**Data for processing**

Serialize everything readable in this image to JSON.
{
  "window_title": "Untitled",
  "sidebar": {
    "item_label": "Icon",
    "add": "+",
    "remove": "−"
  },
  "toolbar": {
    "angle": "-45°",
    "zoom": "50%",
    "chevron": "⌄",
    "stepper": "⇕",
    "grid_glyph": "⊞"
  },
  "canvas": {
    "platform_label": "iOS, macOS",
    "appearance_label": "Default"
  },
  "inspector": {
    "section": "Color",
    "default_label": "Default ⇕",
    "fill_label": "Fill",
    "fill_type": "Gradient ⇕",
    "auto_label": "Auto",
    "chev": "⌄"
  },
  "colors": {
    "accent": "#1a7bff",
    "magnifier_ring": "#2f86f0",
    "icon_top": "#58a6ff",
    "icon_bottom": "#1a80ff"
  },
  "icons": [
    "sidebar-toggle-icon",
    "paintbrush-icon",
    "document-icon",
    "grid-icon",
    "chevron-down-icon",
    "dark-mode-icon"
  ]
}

--

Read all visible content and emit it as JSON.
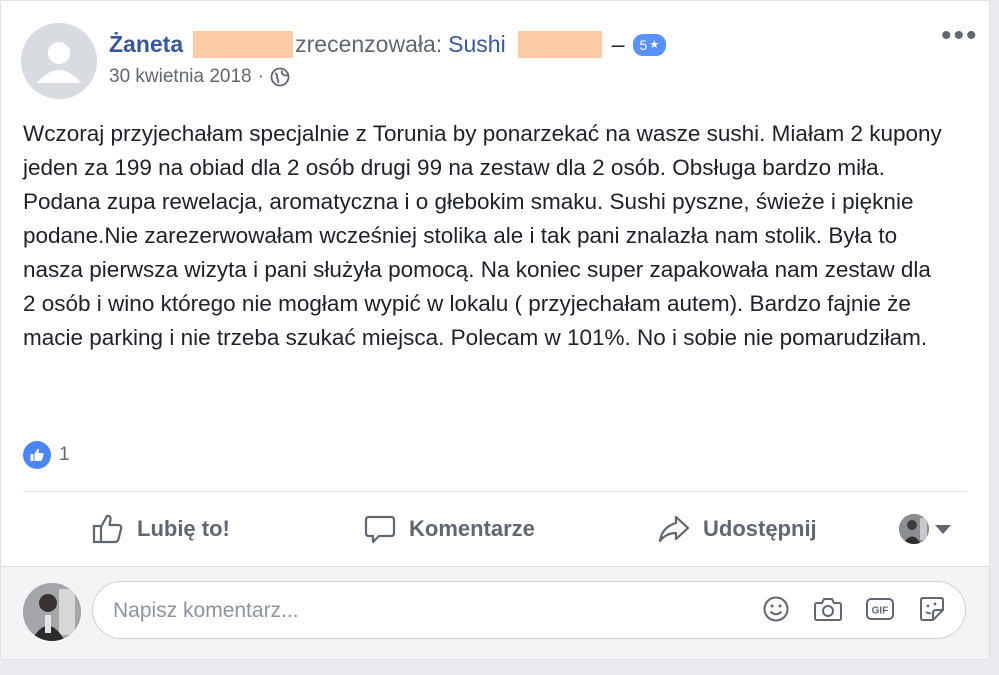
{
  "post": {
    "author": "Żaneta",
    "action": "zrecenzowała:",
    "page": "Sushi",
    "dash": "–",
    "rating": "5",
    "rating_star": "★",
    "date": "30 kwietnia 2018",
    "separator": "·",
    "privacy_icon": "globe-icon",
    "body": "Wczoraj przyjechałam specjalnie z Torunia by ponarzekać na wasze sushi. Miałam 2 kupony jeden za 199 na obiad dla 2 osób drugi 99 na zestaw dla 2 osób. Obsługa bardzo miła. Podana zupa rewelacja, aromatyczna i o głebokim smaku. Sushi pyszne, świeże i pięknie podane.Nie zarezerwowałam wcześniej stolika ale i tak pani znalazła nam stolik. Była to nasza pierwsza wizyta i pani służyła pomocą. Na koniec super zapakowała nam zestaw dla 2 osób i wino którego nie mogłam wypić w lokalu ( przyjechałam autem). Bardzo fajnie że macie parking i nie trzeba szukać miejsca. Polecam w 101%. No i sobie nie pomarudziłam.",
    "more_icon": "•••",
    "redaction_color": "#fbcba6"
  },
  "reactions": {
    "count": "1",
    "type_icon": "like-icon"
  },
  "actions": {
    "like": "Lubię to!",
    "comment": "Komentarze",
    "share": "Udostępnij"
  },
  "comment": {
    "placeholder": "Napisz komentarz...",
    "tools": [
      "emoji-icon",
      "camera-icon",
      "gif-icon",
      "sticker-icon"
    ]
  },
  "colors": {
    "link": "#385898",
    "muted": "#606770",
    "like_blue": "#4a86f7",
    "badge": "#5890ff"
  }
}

**Your goal**
State the number of lines in these entries that include the string "Sushi". Provide nothing beyond that number.

**Response to this task**
2